--- BEGIN Entries ---
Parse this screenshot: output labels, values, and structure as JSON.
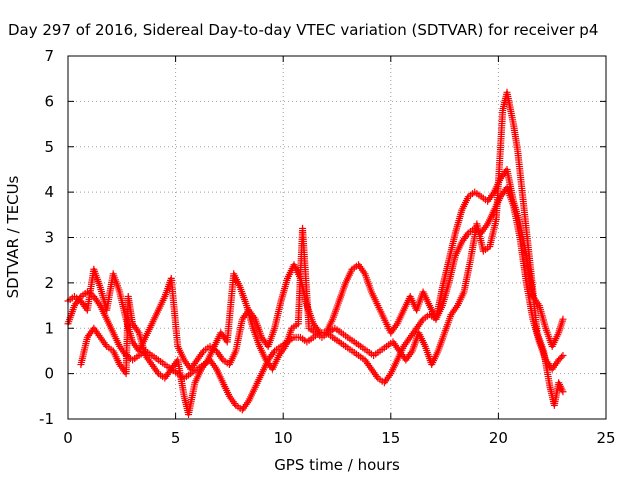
{
  "chart_data": {
    "type": "scatter",
    "title": "Day 297 of 2016, Sidereal Day-to-day VTEC variation (SDTVAR) for receiver p4",
    "xlabel": "GPS time / hours",
    "ylabel": "SDTVAR / TECUs",
    "xlim": [
      0,
      25
    ],
    "ylim": [
      -1,
      7
    ],
    "xticks": [
      "0",
      "5",
      "10",
      "15",
      "20",
      "25"
    ],
    "yticks": [
      "-1",
      "0",
      "1",
      "2",
      "3",
      "4",
      "5",
      "6",
      "7"
    ],
    "grid": true,
    "marker": "plus",
    "color": "#ff0000",
    "series": [
      {
        "points": [
          [
            0.0,
            1.1
          ],
          [
            0.3,
            1.5
          ],
          [
            0.6,
            1.7
          ],
          [
            0.9,
            1.8
          ],
          [
            1.2,
            1.7
          ],
          [
            1.5,
            1.5
          ],
          [
            1.8,
            1.2
          ],
          [
            2.1,
            0.9
          ],
          [
            2.4,
            0.6
          ],
          [
            2.7,
            0.4
          ],
          [
            3.0,
            0.3
          ],
          [
            3.3,
            0.4
          ],
          [
            3.6,
            0.5
          ],
          [
            3.9,
            0.4
          ],
          [
            4.2,
            0.3
          ],
          [
            4.5,
            0.2
          ],
          [
            4.8,
            0.1
          ],
          [
            5.1,
            0.0
          ],
          [
            5.4,
            -0.1
          ],
          [
            5.7,
            0.0
          ],
          [
            6.0,
            0.1
          ],
          [
            6.3,
            0.2
          ],
          [
            6.6,
            0.3
          ],
          [
            6.9,
            0.1
          ],
          [
            7.2,
            -0.2
          ],
          [
            7.5,
            -0.5
          ],
          [
            7.8,
            -0.7
          ],
          [
            8.1,
            -0.8
          ],
          [
            8.4,
            -0.6
          ],
          [
            8.7,
            -0.3
          ],
          [
            9.0,
            0.0
          ],
          [
            9.3,
            0.3
          ],
          [
            9.6,
            0.5
          ],
          [
            9.9,
            0.6
          ],
          [
            10.2,
            0.7
          ],
          [
            10.5,
            0.8
          ],
          [
            10.8,
            0.8
          ],
          [
            11.1,
            0.7
          ],
          [
            11.4,
            0.8
          ],
          [
            11.7,
            0.9
          ],
          [
            12.0,
            0.9
          ],
          [
            12.3,
            0.8
          ],
          [
            12.6,
            0.7
          ],
          [
            12.9,
            0.6
          ],
          [
            13.2,
            0.5
          ],
          [
            13.5,
            0.4
          ],
          [
            13.8,
            0.3
          ],
          [
            14.1,
            0.1
          ],
          [
            14.4,
            -0.1
          ],
          [
            14.7,
            -0.2
          ],
          [
            15.0,
            0.0
          ],
          [
            15.3,
            0.3
          ],
          [
            15.6,
            0.6
          ],
          [
            15.9,
            0.8
          ],
          [
            16.2,
            1.0
          ],
          [
            16.5,
            1.2
          ],
          [
            16.8,
            1.3
          ],
          [
            17.1,
            1.2
          ],
          [
            17.4,
            1.5
          ],
          [
            17.7,
            2.0
          ],
          [
            18.0,
            2.6
          ],
          [
            18.3,
            2.9
          ],
          [
            18.6,
            3.1
          ],
          [
            18.9,
            3.2
          ],
          [
            19.2,
            3.1
          ],
          [
            19.5,
            3.3
          ],
          [
            19.8,
            3.6
          ],
          [
            20.1,
            3.9
          ],
          [
            20.4,
            4.1
          ],
          [
            20.7,
            3.7
          ],
          [
            21.0,
            3.0
          ],
          [
            21.3,
            2.0
          ],
          [
            21.6,
            1.2
          ],
          [
            21.9,
            0.7
          ],
          [
            22.2,
            0.3
          ],
          [
            22.5,
            0.1
          ],
          [
            22.8,
            0.3
          ],
          [
            23.0,
            0.4
          ]
        ]
      },
      {
        "points": [
          [
            0.0,
            1.6
          ],
          [
            0.3,
            1.7
          ],
          [
            0.6,
            1.6
          ],
          [
            0.9,
            1.4
          ],
          [
            1.2,
            2.3
          ],
          [
            1.5,
            1.9
          ],
          [
            1.8,
            1.4
          ],
          [
            2.1,
            2.2
          ],
          [
            2.4,
            1.8
          ],
          [
            2.7,
            1.2
          ],
          [
            3.0,
            0.7
          ],
          [
            3.3,
            0.5
          ],
          [
            3.6,
            0.8
          ],
          [
            3.9,
            1.1
          ],
          [
            4.2,
            1.4
          ],
          [
            4.5,
            1.7
          ],
          [
            4.8,
            2.1
          ],
          [
            5.1,
            0.6
          ],
          [
            5.4,
            0.3
          ],
          [
            5.7,
            0.1
          ],
          [
            6.0,
            0.3
          ],
          [
            6.3,
            0.5
          ],
          [
            6.6,
            0.6
          ],
          [
            6.9,
            0.5
          ],
          [
            7.2,
            0.3
          ],
          [
            7.5,
            0.2
          ],
          [
            7.8,
            0.5
          ],
          [
            8.1,
            1.2
          ],
          [
            8.4,
            1.4
          ],
          [
            8.7,
            1.2
          ],
          [
            9.0,
            0.8
          ],
          [
            9.3,
            0.6
          ],
          [
            9.6,
            1.0
          ],
          [
            9.9,
            1.6
          ],
          [
            10.2,
            2.1
          ],
          [
            10.5,
            2.4
          ],
          [
            10.8,
            2.1
          ],
          [
            11.1,
            1.5
          ],
          [
            11.4,
            1.1
          ],
          [
            11.7,
            0.9
          ],
          [
            12.0,
            0.9
          ],
          [
            12.3,
            1.2
          ],
          [
            12.6,
            1.6
          ],
          [
            12.9,
            2.0
          ],
          [
            13.2,
            2.3
          ],
          [
            13.5,
            2.4
          ],
          [
            13.8,
            2.2
          ],
          [
            14.1,
            1.8
          ],
          [
            14.4,
            1.5
          ],
          [
            15.0,
            0.9
          ],
          [
            15.3,
            1.1
          ],
          [
            15.6,
            1.4
          ],
          [
            15.9,
            1.7
          ],
          [
            16.2,
            1.4
          ],
          [
            16.5,
            1.8
          ],
          [
            16.8,
            1.5
          ],
          [
            17.1,
            1.2
          ],
          [
            17.4,
            1.9
          ],
          [
            17.7,
            2.5
          ],
          [
            18.0,
            3.1
          ],
          [
            18.3,
            3.6
          ],
          [
            18.6,
            3.9
          ],
          [
            18.9,
            4.0
          ],
          [
            19.2,
            3.9
          ],
          [
            19.5,
            3.8
          ],
          [
            19.8,
            4.0
          ],
          [
            20.1,
            4.3
          ],
          [
            20.4,
            4.5
          ],
          [
            20.7,
            3.8
          ],
          [
            21.0,
            3.3
          ],
          [
            21.3,
            2.6
          ],
          [
            21.6,
            1.7
          ],
          [
            21.9,
            1.5
          ],
          [
            22.2,
            1.0
          ],
          [
            22.5,
            0.6
          ],
          [
            22.8,
            0.9
          ],
          [
            23.0,
            1.2
          ]
        ]
      },
      {
        "points": [
          [
            0.6,
            0.2
          ],
          [
            0.9,
            0.8
          ],
          [
            1.2,
            1.0
          ],
          [
            1.5,
            0.8
          ],
          [
            1.8,
            0.6
          ],
          [
            2.1,
            0.5
          ],
          [
            2.4,
            0.2
          ],
          [
            2.7,
            0.0
          ],
          [
            2.8,
            1.7
          ],
          [
            3.0,
            1.1
          ],
          [
            3.3,
            0.9
          ],
          [
            3.6,
            0.4
          ],
          [
            3.9,
            0.2
          ],
          [
            4.2,
            0.0
          ],
          [
            4.5,
            -0.1
          ],
          [
            4.8,
            0.1
          ],
          [
            5.1,
            0.3
          ],
          [
            5.4,
            -0.5
          ],
          [
            5.6,
            -0.9
          ],
          [
            5.9,
            -0.2
          ],
          [
            6.2,
            0.1
          ],
          [
            6.5,
            0.3
          ],
          [
            6.8,
            0.6
          ],
          [
            7.1,
            0.9
          ],
          [
            7.4,
            0.7
          ],
          [
            7.7,
            2.2
          ],
          [
            8.0,
            1.9
          ],
          [
            8.3,
            1.5
          ],
          [
            8.6,
            1.0
          ],
          [
            8.9,
            0.6
          ],
          [
            9.2,
            0.3
          ],
          [
            9.5,
            0.1
          ],
          [
            9.8,
            0.4
          ],
          [
            10.1,
            0.6
          ],
          [
            10.4,
            1.0
          ],
          [
            10.7,
            1.1
          ],
          [
            10.9,
            3.2
          ],
          [
            11.2,
            1.0
          ],
          [
            11.5,
            0.9
          ],
          [
            11.8,
            0.8
          ],
          [
            12.1,
            0.9
          ],
          [
            12.4,
            1.0
          ],
          [
            12.7,
            0.9
          ],
          [
            13.0,
            0.8
          ],
          [
            13.3,
            0.7
          ],
          [
            13.6,
            0.6
          ],
          [
            13.9,
            0.5
          ],
          [
            14.2,
            0.4
          ],
          [
            14.5,
            0.5
          ],
          [
            14.8,
            0.6
          ],
          [
            15.1,
            0.7
          ],
          [
            15.4,
            0.5
          ],
          [
            15.7,
            0.3
          ],
          [
            16.0,
            0.5
          ],
          [
            16.3,
            0.9
          ],
          [
            16.6,
            0.6
          ],
          [
            16.9,
            0.2
          ],
          [
            17.2,
            0.5
          ],
          [
            17.5,
            0.9
          ],
          [
            17.8,
            1.3
          ],
          [
            18.1,
            1.5
          ],
          [
            18.4,
            1.8
          ],
          [
            18.7,
            2.5
          ],
          [
            19.0,
            3.3
          ],
          [
            19.3,
            2.7
          ],
          [
            19.6,
            2.8
          ],
          [
            19.9,
            3.4
          ],
          [
            20.2,
            5.8
          ],
          [
            20.4,
            6.2
          ],
          [
            20.7,
            5.5
          ],
          [
            20.9,
            4.9
          ],
          [
            21.2,
            3.6
          ],
          [
            21.5,
            2.3
          ],
          [
            21.8,
            0.9
          ],
          [
            22.1,
            0.5
          ],
          [
            22.4,
            -0.3
          ],
          [
            22.6,
            -0.7
          ],
          [
            22.8,
            -0.2
          ],
          [
            23.0,
            -0.4
          ]
        ]
      }
    ]
  }
}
--- END Entries ---
Aim> Identify the lines above that contain the word "SDTVAR", then copy them.

The result>
    "title": "Day 297 of 2016, Sidereal Day-to-day VTEC variation (SDTVAR) for receiver p4",
    "ylabel": "SDTVAR / TECUs",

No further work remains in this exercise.